- _Given problem_: Write out the entire listing below exactly as it appears, minus any pictures.
--- begin Record set ---
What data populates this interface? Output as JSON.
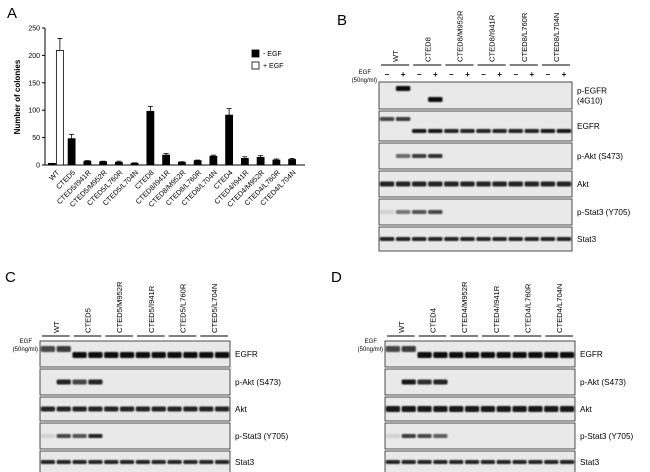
{
  "panels": {
    "A": {
      "letter": "A"
    },
    "B": {
      "letter": "B"
    },
    "C": {
      "letter": "C"
    },
    "D": {
      "letter": "D"
    }
  },
  "chart_data": {
    "type": "bar",
    "ylabel": "Number of colonies",
    "xlabel": "",
    "ylim": [
      0,
      250
    ],
    "yticks": [
      0,
      50,
      100,
      150,
      200,
      250
    ],
    "categories": [
      "WT",
      "CTED5",
      "CTED5/I941R",
      "CTED5/M952R",
      "CTED5/L760R",
      "CTED5/L704N",
      "CTED8",
      "CTED8/I941R",
      "CTED8/M952R",
      "CTED8/L760R",
      "CTED8/L704N",
      "CTED4",
      "CTED4/I941R",
      "CTED4/M952R",
      "CTED4/L760R",
      "CTED4/L704N"
    ],
    "series": [
      {
        "name": "- EGF",
        "color": "#000000",
        "values": [
          3,
          48,
          7,
          6,
          5,
          3,
          98,
          18,
          5,
          8,
          16,
          91,
          12,
          14,
          9,
          10
        ],
        "errors": [
          0,
          8,
          1,
          1,
          2,
          1,
          9,
          3,
          1,
          1,
          2,
          12,
          3,
          3,
          2,
          2
        ]
      },
      {
        "name": "+ EGF",
        "color": "#ffffff",
        "values": [
          209,
          null,
          null,
          null,
          null,
          null,
          null,
          null,
          null,
          null,
          null,
          null,
          null,
          null,
          null,
          null
        ],
        "errors": [
          22,
          0,
          0,
          0,
          0,
          0,
          0,
          0,
          0,
          0,
          0,
          0,
          0,
          0,
          0,
          0
        ]
      }
    ],
    "legend": "top-right",
    "grid": false
  },
  "blots": {
    "egf_label": "EGF",
    "egf_conc": "(50ng/ml)",
    "minus": "–",
    "plus": "+",
    "B": {
      "headers": [
        "WT",
        "CTED8",
        "CTED8/M952R",
        "CTED8/I941R",
        "CTED8/L760R",
        "CTED8/L704N"
      ],
      "rows": [
        "p-EGFR\n(4G10)",
        "EGFR",
        "p-Akt (S473)",
        "Akt",
        "p-Stat3 (Y705)",
        "Stat3"
      ]
    },
    "C": {
      "headers": [
        "WT",
        "CTED5",
        "CTED5/M952R",
        "CTED5/I941R",
        "CTED5/L760R",
        "CTED5/L704N"
      ],
      "rows": [
        "EGFR",
        "p-Akt (S473)",
        "Akt",
        "p-Stat3 (Y705)",
        "Stat3"
      ]
    },
    "D": {
      "headers": [
        "WT",
        "CTED4",
        "CTED4/M952R",
        "CTED4/I941R",
        "CTED4/L760R",
        "CTED4/L704N"
      ],
      "rows": [
        "EGFR",
        "p-Akt (S473)",
        "Akt",
        "p-Stat3 (Y705)",
        "Stat3"
      ]
    }
  }
}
--- end Record set ---
- _Correct result_:
What data populates this interface? Output as JSON.
{
  "panels": {
    "A": {
      "letter": "A"
    },
    "B": {
      "letter": "B"
    },
    "C": {
      "letter": "C"
    },
    "D": {
      "letter": "D"
    }
  },
  "chart_data": {
    "type": "bar",
    "ylabel": "Number of colonies",
    "xlabel": "",
    "ylim": [
      0,
      250
    ],
    "yticks": [
      0,
      50,
      100,
      150,
      200,
      250
    ],
    "categories": [
      "WT",
      "CTED5",
      "CTED5/I941R",
      "CTED5/M952R",
      "CTED5/L760R",
      "CTED5/L704N",
      "CTED8",
      "CTED8/I941R",
      "CTED8/M952R",
      "CTED8/L760R",
      "CTED8/L704N",
      "CTED4",
      "CTED4/I941R",
      "CTED4/M952R",
      "CTED4/L760R",
      "CTED4/L704N"
    ],
    "series": [
      {
        "name": "- EGF",
        "color": "#000000",
        "values": [
          3,
          48,
          7,
          6,
          5,
          3,
          98,
          18,
          5,
          8,
          16,
          91,
          12,
          14,
          9,
          10
        ],
        "errors": [
          0,
          8,
          1,
          1,
          2,
          1,
          9,
          3,
          1,
          1,
          2,
          12,
          3,
          3,
          2,
          2
        ]
      },
      {
        "name": "+ EGF",
        "color": "#ffffff",
        "values": [
          209,
          null,
          null,
          null,
          null,
          null,
          null,
          null,
          null,
          null,
          null,
          null,
          null,
          null,
          null,
          null
        ],
        "errors": [
          22,
          0,
          0,
          0,
          0,
          0,
          0,
          0,
          0,
          0,
          0,
          0,
          0,
          0,
          0,
          0
        ]
      }
    ],
    "legend": "top-right",
    "grid": false
  },
  "blots": {
    "egf_label": "EGF",
    "egf_conc": "(50ng/ml)",
    "minus": "–",
    "plus": "+",
    "B": {
      "headers": [
        "WT",
        "CTED8",
        "CTED8/M952R",
        "CTED8/I941R",
        "CTED8/L760R",
        "CTED8/L704N"
      ],
      "rows": [
        "p-EGFR\n(4G10)",
        "EGFR",
        "p-Akt (S473)",
        "Akt",
        "p-Stat3 (Y705)",
        "Stat3"
      ]
    },
    "C": {
      "headers": [
        "WT",
        "CTED5",
        "CTED5/M952R",
        "CTED5/I941R",
        "CTED5/L760R",
        "CTED5/L704N"
      ],
      "rows": [
        "EGFR",
        "p-Akt (S473)",
        "Akt",
        "p-Stat3 (Y705)",
        "Stat3"
      ]
    },
    "D": {
      "headers": [
        "WT",
        "CTED4",
        "CTED4/M952R",
        "CTED4/I941R",
        "CTED4/L760R",
        "CTED4/L704N"
      ],
      "rows": [
        "EGFR",
        "p-Akt (S473)",
        "Akt",
        "p-Stat3 (Y705)",
        "Stat3"
      ]
    }
  }
}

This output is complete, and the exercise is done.